[ITEMS start]

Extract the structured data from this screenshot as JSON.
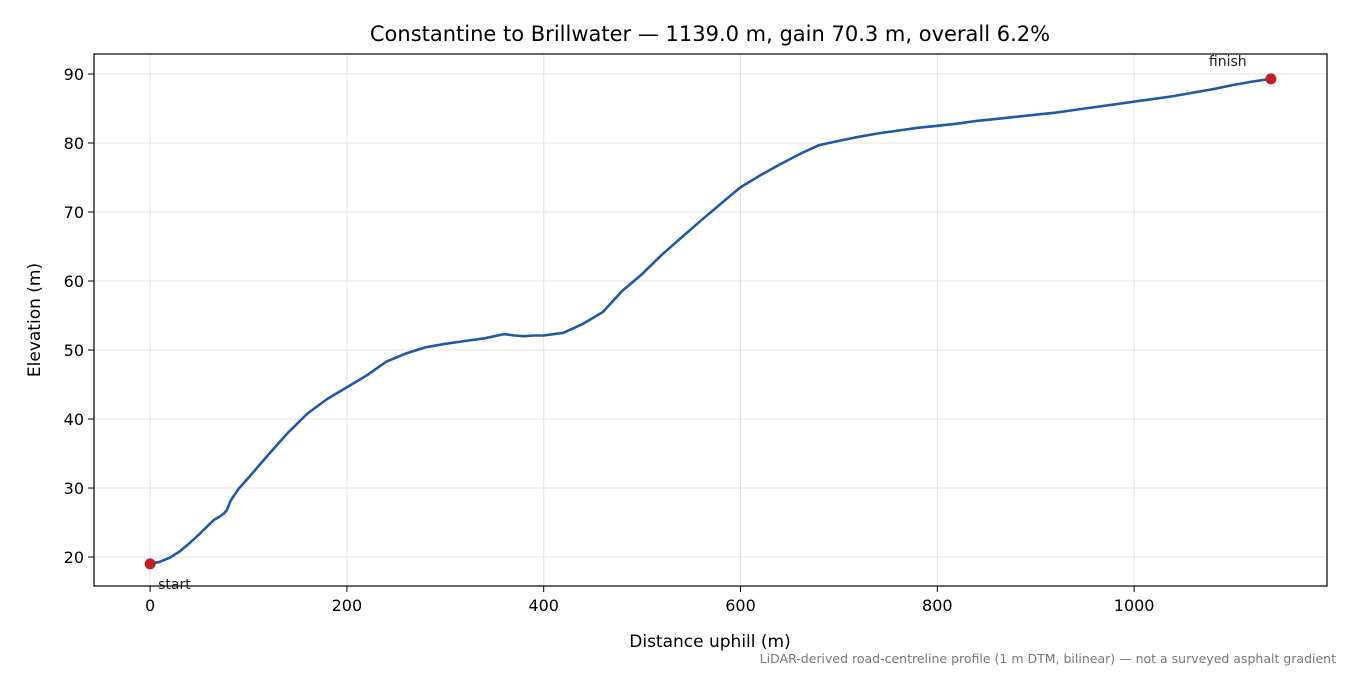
{
  "chart_data": {
    "type": "line",
    "title": "Constantine to Brillwater — 1139.0 m, gain 70.3 m, overall 6.2%",
    "xlabel": "Distance uphill (m)",
    "ylabel": "Elevation (m)",
    "xlim": [
      -57,
      1196
    ],
    "ylim": [
      15.8,
      92.9
    ],
    "xticks": [
      0,
      200,
      400,
      600,
      800,
      1000
    ],
    "yticks": [
      20,
      30,
      40,
      50,
      60,
      70,
      80,
      90
    ],
    "grid": true,
    "series": [
      {
        "color": "#1f5aa8",
        "x": [
          0,
          10,
          20,
          30,
          40,
          50,
          60,
          65,
          70,
          75,
          78,
          82,
          90,
          100,
          120,
          140,
          160,
          180,
          200,
          220,
          240,
          260,
          280,
          300,
          320,
          340,
          350,
          360,
          370,
          380,
          390,
          400,
          420,
          440,
          460,
          480,
          500,
          520,
          540,
          560,
          580,
          600,
          620,
          640,
          660,
          680,
          700,
          720,
          740,
          760,
          780,
          800,
          820,
          840,
          860,
          880,
          900,
          920,
          940,
          960,
          980,
          1000,
          1020,
          1040,
          1060,
          1080,
          1100,
          1120,
          1139
        ],
        "y": [
          19.0,
          19.3,
          19.9,
          20.8,
          22.0,
          23.3,
          24.7,
          25.4,
          25.8,
          26.3,
          26.8,
          28.2,
          29.9,
          31.5,
          34.8,
          38.0,
          40.8,
          42.9,
          44.6,
          46.3,
          48.3,
          49.5,
          50.4,
          50.9,
          51.3,
          51.7,
          52.0,
          52.3,
          52.1,
          52.0,
          52.1,
          52.1,
          52.5,
          53.8,
          55.5,
          58.6,
          61.0,
          63.8,
          66.3,
          68.8,
          71.2,
          73.6,
          75.3,
          76.9,
          78.4,
          79.7,
          80.3,
          80.9,
          81.4,
          81.8,
          82.2,
          82.5,
          82.8,
          83.2,
          83.5,
          83.8,
          84.1,
          84.4,
          84.8,
          85.2,
          85.6,
          86.0,
          86.4,
          86.8,
          87.3,
          87.8,
          88.4,
          88.9,
          89.3
        ]
      }
    ],
    "markers": [
      {
        "label": "start",
        "x": 0,
        "y": 19.0,
        "color": "#c0202a"
      },
      {
        "label": "finish",
        "x": 1139,
        "y": 89.3,
        "color": "#c0202a"
      }
    ],
    "footnote": "LiDAR-derived road-centreline profile (1 m DTM, bilinear) — not a surveyed asphalt gradient"
  }
}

[ITEMS end]

__CHALLENGE__
Return all of the data exactly as written, and drop the pictures.

__FULL RESPONSE__
Extract the structured data from this screenshot as JSON.
{
  "chart_data": {
    "type": "line",
    "title": "Constantine to Brillwater — 1139.0 m, gain 70.3 m, overall 6.2%",
    "xlabel": "Distance uphill (m)",
    "ylabel": "Elevation (m)",
    "xlim": [
      -57,
      1196
    ],
    "ylim": [
      15.8,
      92.9
    ],
    "xticks": [
      0,
      200,
      400,
      600,
      800,
      1000
    ],
    "yticks": [
      20,
      30,
      40,
      50,
      60,
      70,
      80,
      90
    ],
    "grid": true,
    "series": [
      {
        "color": "#1f5aa8",
        "x": [
          0,
          10,
          20,
          30,
          40,
          50,
          60,
          65,
          70,
          75,
          78,
          82,
          90,
          100,
          120,
          140,
          160,
          180,
          200,
          220,
          240,
          260,
          280,
          300,
          320,
          340,
          350,
          360,
          370,
          380,
          390,
          400,
          420,
          440,
          460,
          480,
          500,
          520,
          540,
          560,
          580,
          600,
          620,
          640,
          660,
          680,
          700,
          720,
          740,
          760,
          780,
          800,
          820,
          840,
          860,
          880,
          900,
          920,
          940,
          960,
          980,
          1000,
          1020,
          1040,
          1060,
          1080,
          1100,
          1120,
          1139
        ],
        "y": [
          19.0,
          19.3,
          19.9,
          20.8,
          22.0,
          23.3,
          24.7,
          25.4,
          25.8,
          26.3,
          26.8,
          28.2,
          29.9,
          31.5,
          34.8,
          38.0,
          40.8,
          42.9,
          44.6,
          46.3,
          48.3,
          49.5,
          50.4,
          50.9,
          51.3,
          51.7,
          52.0,
          52.3,
          52.1,
          52.0,
          52.1,
          52.1,
          52.5,
          53.8,
          55.5,
          58.6,
          61.0,
          63.8,
          66.3,
          68.8,
          71.2,
          73.6,
          75.3,
          76.9,
          78.4,
          79.7,
          80.3,
          80.9,
          81.4,
          81.8,
          82.2,
          82.5,
          82.8,
          83.2,
          83.5,
          83.8,
          84.1,
          84.4,
          84.8,
          85.2,
          85.6,
          86.0,
          86.4,
          86.8,
          87.3,
          87.8,
          88.4,
          88.9,
          89.3
        ]
      }
    ],
    "markers": [
      {
        "label": "start",
        "x": 0,
        "y": 19.0,
        "color": "#c0202a"
      },
      {
        "label": "finish",
        "x": 1139,
        "y": 89.3,
        "color": "#c0202a"
      }
    ],
    "footnote": "LiDAR-derived road-centreline profile (1 m DTM, bilinear) — not a surveyed asphalt gradient"
  }
}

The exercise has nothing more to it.